(Stored entries)
+++

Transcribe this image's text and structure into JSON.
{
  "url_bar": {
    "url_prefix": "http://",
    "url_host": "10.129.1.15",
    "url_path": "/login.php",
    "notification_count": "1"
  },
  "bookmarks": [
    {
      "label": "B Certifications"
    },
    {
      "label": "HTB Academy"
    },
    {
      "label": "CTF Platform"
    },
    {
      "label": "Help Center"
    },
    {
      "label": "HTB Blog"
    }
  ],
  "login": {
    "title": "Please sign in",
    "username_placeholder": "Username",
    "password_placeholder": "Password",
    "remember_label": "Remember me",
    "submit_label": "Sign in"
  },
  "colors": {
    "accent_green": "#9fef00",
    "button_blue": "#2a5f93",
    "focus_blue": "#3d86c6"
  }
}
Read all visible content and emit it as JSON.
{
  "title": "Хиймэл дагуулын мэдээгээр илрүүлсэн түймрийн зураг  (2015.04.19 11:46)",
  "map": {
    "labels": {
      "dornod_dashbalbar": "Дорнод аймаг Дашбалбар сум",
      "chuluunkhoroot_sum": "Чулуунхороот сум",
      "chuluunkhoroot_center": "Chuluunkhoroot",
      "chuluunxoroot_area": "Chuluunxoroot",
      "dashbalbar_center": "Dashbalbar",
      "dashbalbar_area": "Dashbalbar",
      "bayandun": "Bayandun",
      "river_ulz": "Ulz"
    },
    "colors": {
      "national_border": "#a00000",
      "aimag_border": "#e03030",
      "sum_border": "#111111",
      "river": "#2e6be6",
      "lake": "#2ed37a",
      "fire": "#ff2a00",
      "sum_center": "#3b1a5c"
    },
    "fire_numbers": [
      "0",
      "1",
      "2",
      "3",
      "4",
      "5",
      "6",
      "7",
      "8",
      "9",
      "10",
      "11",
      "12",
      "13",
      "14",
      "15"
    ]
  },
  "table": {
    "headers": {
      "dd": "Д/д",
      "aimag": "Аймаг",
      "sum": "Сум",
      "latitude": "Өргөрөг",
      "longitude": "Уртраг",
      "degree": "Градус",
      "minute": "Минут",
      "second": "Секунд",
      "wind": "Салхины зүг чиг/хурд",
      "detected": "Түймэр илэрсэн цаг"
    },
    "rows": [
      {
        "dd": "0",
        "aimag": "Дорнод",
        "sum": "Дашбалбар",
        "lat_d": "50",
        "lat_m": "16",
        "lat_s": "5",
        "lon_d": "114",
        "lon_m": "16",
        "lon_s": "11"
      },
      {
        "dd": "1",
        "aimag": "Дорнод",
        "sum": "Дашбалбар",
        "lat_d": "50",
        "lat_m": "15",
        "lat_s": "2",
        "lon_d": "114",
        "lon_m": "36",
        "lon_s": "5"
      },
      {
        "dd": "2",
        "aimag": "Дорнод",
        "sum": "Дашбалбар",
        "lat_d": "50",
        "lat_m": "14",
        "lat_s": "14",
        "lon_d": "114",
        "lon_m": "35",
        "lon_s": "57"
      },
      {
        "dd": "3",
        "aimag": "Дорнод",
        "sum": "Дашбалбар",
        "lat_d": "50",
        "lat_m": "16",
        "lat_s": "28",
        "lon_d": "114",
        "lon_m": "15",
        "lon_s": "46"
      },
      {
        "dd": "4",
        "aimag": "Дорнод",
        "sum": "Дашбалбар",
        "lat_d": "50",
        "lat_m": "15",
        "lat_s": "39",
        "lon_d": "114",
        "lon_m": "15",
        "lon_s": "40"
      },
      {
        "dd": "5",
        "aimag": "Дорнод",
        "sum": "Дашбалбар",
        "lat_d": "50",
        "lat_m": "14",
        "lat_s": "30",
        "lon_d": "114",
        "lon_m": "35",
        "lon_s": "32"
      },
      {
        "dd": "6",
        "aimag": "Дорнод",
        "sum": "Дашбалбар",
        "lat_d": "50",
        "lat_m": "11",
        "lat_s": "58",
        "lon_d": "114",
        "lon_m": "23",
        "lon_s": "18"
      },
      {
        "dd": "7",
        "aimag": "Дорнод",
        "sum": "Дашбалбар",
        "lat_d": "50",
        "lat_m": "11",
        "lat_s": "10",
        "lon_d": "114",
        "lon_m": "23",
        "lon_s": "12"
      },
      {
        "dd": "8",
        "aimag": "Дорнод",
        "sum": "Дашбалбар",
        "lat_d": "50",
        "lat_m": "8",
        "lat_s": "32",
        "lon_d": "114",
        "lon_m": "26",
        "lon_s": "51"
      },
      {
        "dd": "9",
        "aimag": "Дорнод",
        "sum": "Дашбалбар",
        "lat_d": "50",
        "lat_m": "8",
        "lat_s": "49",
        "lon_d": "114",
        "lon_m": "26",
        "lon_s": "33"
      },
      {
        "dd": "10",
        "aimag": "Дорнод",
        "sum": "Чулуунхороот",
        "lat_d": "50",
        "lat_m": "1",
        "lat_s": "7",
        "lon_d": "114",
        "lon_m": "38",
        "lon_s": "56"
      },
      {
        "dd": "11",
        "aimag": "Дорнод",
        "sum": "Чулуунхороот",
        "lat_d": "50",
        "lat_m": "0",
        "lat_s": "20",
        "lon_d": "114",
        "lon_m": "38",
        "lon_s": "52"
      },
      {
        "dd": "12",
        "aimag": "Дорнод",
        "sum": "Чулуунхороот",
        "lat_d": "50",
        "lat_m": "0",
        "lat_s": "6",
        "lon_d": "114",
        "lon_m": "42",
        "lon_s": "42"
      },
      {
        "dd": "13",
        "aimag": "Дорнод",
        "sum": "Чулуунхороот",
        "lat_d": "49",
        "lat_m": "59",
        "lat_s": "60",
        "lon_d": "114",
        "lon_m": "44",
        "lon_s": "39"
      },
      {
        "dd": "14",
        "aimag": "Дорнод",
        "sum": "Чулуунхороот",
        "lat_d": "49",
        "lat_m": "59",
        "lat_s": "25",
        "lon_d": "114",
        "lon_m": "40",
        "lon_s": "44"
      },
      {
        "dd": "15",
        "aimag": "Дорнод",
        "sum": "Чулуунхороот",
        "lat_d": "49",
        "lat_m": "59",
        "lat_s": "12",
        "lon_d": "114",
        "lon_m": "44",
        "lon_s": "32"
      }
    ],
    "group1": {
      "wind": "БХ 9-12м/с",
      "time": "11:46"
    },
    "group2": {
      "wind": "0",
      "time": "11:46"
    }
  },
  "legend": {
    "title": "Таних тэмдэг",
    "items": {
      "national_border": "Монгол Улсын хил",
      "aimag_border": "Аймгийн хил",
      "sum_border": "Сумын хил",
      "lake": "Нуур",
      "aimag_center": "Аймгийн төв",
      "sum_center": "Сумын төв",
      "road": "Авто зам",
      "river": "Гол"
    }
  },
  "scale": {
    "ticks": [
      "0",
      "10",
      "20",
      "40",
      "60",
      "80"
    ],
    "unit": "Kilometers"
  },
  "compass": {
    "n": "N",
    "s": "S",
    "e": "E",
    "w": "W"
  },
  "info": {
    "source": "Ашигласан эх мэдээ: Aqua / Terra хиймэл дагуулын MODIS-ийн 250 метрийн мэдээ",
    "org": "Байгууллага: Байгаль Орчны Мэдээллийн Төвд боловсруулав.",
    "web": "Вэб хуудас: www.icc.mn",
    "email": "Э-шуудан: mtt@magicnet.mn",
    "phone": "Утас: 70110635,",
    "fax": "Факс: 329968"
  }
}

+++

▸ TO BE DONE: Search the data above for the string "Аймгийн" and copy each line that has it.

▸ FULL OUTPUT:
      "aimag_border": "Аймгийн хил",
      "aimag_center": "Аймгийн төв",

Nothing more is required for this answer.